YOUR TASK
Write the records out again exactly, leaving no images in.

═════ SUPPLIED RECORDS

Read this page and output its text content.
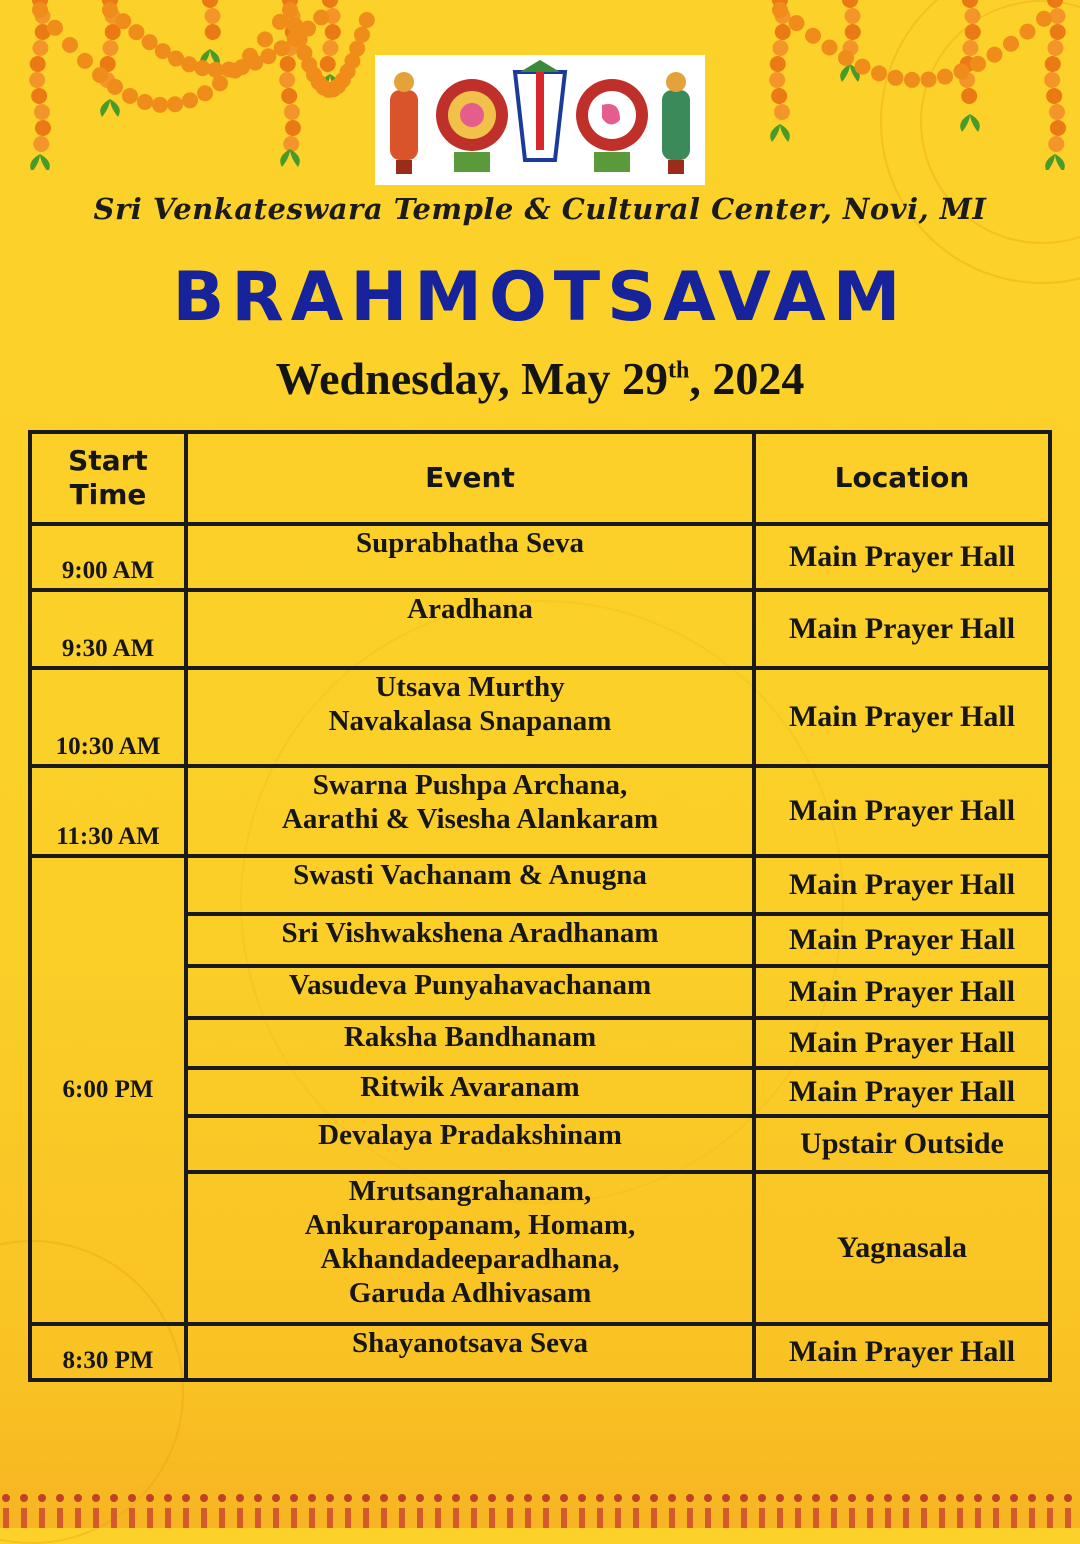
Sri Venkateswara Temple & Cultural Center, Novi, MI
BRAHMOTSAVAM
Wednesday, May 29th, 2024
Start
Time	Event	Location
9:00 AM	Suprabhatha Seva	Main Prayer Hall
9:30 AM	Aradhana	Main Prayer Hall
10:30 AM	Utsava Murthy
Navakalasa Snapanam	Main Prayer Hall
11:30 AM	Swarna Pushpa Archana,
Aarathi & Visesha Alankaram	Main Prayer Hall
6:00 PM	Swasti Vachanam & Anugna	Main Prayer Hall

	Sri Vishwakshena Aradhanam	Main Prayer Hall

	Vasudeva Punyahavachanam	Main Prayer Hall

	Raksha Bandhanam	Main Prayer Hall

	Ritwik Avaranam	Main Prayer Hall

	Devalaya Pradakshinam	Upstair Outside

	Mrutsangrahanam,
Ankuraropanam, Homam,
Akhandadeeparadhana,
Garuda Adhivasam	Yagnasala
8:30 PM	Shayanotsava Seva	Main Prayer Hall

══════════

COMPLETE OUTPUT
Read this page and output its text content.
Sri Venkateswara Temple & Cultural Center, Novi, MI
BRAHMOTSAVAM
Wednesday, May 29th, 2024
Start
Time	Event	Location
9:00 AM	Suprabhatha Seva	Main Prayer Hall
9:30 AM	Aradhana	Main Prayer Hall
10:30 AM	Utsava Murthy
Navakalasa Snapanam	Main Prayer Hall
11:30 AM	Swarna Pushpa Archana,
Aarathi & Visesha Alankaram	Main Prayer Hall
6:00 PM	Swasti Vachanam & Anugna	Main Prayer Hall

	Sri Vishwakshena Aradhanam	Main Prayer Hall

	Vasudeva Punyahavachanam	Main Prayer Hall

	Raksha Bandhanam	Main Prayer Hall

	Ritwik Avaranam	Main Prayer Hall

	Devalaya Pradakshinam	Upstair Outside

	Mrutsangrahanam,
Ankuraropanam, Homam,
Akhandadeeparadhana,
Garuda Adhivasam	Yagnasala
8:30 PM	Shayanotsava Seva	Main Prayer Hall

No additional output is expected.